[START]

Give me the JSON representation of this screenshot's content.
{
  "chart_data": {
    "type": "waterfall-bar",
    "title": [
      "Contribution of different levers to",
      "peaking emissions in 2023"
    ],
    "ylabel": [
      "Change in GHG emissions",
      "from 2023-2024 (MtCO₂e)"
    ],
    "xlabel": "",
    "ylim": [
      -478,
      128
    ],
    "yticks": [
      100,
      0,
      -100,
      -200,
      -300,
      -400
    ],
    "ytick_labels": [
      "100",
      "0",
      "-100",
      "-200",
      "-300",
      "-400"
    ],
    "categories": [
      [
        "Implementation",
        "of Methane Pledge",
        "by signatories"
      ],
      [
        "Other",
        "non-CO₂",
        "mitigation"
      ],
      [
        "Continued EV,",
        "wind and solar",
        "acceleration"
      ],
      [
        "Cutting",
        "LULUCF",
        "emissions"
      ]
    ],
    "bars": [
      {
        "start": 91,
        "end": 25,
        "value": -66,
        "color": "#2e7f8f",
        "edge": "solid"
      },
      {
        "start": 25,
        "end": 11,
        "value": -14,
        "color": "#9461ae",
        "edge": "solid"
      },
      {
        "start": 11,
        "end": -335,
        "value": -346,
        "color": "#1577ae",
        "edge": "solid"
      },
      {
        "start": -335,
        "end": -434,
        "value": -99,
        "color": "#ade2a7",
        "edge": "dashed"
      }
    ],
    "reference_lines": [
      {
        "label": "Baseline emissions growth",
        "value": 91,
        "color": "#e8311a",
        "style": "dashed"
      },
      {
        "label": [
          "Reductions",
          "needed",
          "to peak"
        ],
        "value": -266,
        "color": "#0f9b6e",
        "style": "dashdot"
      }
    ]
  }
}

[END]

SHORT EXERCISE:
Nothing should be left out: repeat all of the data exactly.

ANSWER:
Give me the JSON representation of this screenshot's content.
{
  "chart_data": {
    "type": "waterfall-bar",
    "title": [
      "Contribution of different levers to",
      "peaking emissions in 2023"
    ],
    "ylabel": [
      "Change in GHG emissions",
      "from 2023-2024 (MtCO₂e)"
    ],
    "xlabel": "",
    "ylim": [
      -478,
      128
    ],
    "yticks": [
      100,
      0,
      -100,
      -200,
      -300,
      -400
    ],
    "ytick_labels": [
      "100",
      "0",
      "-100",
      "-200",
      "-300",
      "-400"
    ],
    "categories": [
      [
        "Implementation",
        "of Methane Pledge",
        "by signatories"
      ],
      [
        "Other",
        "non-CO₂",
        "mitigation"
      ],
      [
        "Continued EV,",
        "wind and solar",
        "acceleration"
      ],
      [
        "Cutting",
        "LULUCF",
        "emissions"
      ]
    ],
    "bars": [
      {
        "start": 91,
        "end": 25,
        "value": -66,
        "color": "#2e7f8f",
        "edge": "solid"
      },
      {
        "start": 25,
        "end": 11,
        "value": -14,
        "color": "#9461ae",
        "edge": "solid"
      },
      {
        "start": 11,
        "end": -335,
        "value": -346,
        "color": "#1577ae",
        "edge": "solid"
      },
      {
        "start": -335,
        "end": -434,
        "value": -99,
        "color": "#ade2a7",
        "edge": "dashed"
      }
    ],
    "reference_lines": [
      {
        "label": "Baseline emissions growth",
        "value": 91,
        "color": "#e8311a",
        "style": "dashed"
      },
      {
        "label": [
          "Reductions",
          "needed",
          "to peak"
        ],
        "value": -266,
        "color": "#0f9b6e",
        "style": "dashdot"
      }
    ]
  }
}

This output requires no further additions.